TASK TO COMPLETE
Can you give all the records again without altering a single character?

-------- RECORDED DATA

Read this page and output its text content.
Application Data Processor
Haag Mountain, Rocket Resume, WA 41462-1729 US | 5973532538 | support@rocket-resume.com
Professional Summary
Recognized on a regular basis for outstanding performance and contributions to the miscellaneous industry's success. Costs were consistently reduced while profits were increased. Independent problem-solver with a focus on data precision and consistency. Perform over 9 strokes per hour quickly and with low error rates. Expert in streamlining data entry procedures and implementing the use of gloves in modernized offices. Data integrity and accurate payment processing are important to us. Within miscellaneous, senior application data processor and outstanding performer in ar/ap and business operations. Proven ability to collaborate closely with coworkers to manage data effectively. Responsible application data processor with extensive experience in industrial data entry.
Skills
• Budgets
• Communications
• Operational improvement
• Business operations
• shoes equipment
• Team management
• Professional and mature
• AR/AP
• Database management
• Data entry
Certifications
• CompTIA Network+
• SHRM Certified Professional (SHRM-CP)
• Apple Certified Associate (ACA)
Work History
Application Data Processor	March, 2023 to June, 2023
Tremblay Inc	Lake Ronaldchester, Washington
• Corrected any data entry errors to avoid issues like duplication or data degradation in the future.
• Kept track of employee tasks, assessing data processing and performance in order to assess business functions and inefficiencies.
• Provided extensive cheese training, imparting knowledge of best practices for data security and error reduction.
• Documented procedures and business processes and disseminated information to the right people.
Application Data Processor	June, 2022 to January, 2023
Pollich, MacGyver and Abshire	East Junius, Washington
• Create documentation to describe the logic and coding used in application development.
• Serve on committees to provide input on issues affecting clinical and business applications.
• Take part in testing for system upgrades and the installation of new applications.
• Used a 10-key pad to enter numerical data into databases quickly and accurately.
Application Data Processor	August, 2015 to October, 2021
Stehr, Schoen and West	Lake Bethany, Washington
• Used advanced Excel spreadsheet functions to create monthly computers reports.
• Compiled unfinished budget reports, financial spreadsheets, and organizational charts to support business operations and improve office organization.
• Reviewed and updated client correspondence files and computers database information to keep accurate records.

----------------

SOLUTION
Read this page and output its text content.
Application Data Processor
Haag Mountain, Rocket Resume, WA 41462-1729 US | 5973532538 | support@rocket-resume.com
Professional Summary
Recognized on a regular basis for outstanding performance and contributions to the miscellaneous industry's success. Costs were consistently reduced while profits were increased. Independent problem-solver with a focus on data precision and consistency. Perform over 9 strokes per hour quickly and with low error rates. Expert in streamlining data entry procedures and implementing the use of gloves in modernized offices. Data integrity and accurate payment processing are important to us. Within miscellaneous, senior application data processor and outstanding performer in ar/ap and business operations. Proven ability to collaborate closely with coworkers to manage data effectively. Responsible application data processor with extensive experience in industrial data entry.
Skills
• Budgets
• Communications
• Operational improvement
• Business operations
• shoes equipment
• Team management
• Professional and mature
• AR/AP
• Database management
• Data entry
Certifications
• CompTIA Network+
• SHRM Certified Professional (SHRM-CP)
• Apple Certified Associate (ACA)
Work History
Application Data Processor	March, 2023 to June, 2023
Tremblay Inc	Lake Ronaldchester, Washington
• Corrected any data entry errors to avoid issues like duplication or data degradation in the future.
• Kept track of employee tasks, assessing data processing and performance in order to assess business functions and inefficiencies.
• Provided extensive cheese training, imparting knowledge of best practices for data security and error reduction.
• Documented procedures and business processes and disseminated information to the right people.
Application Data Processor	June, 2022 to January, 2023
Pollich, MacGyver and Abshire	East Junius, Washington
• Create documentation to describe the logic and coding used in application development.
• Serve on committees to provide input on issues affecting clinical and business applications.
• Take part in testing for system upgrades and the installation of new applications.
• Used a 10-key pad to enter numerical data into databases quickly and accurately.
Application Data Processor	August, 2015 to October, 2021
Stehr, Schoen and West	Lake Bethany, Washington
• Used advanced Excel spreadsheet functions to create monthly computers reports.
• Compiled unfinished budget reports, financial spreadsheets, and organizational charts to support business operations and improve office organization.
• Reviewed and updated client correspondence files and computers database information to keep accurate records.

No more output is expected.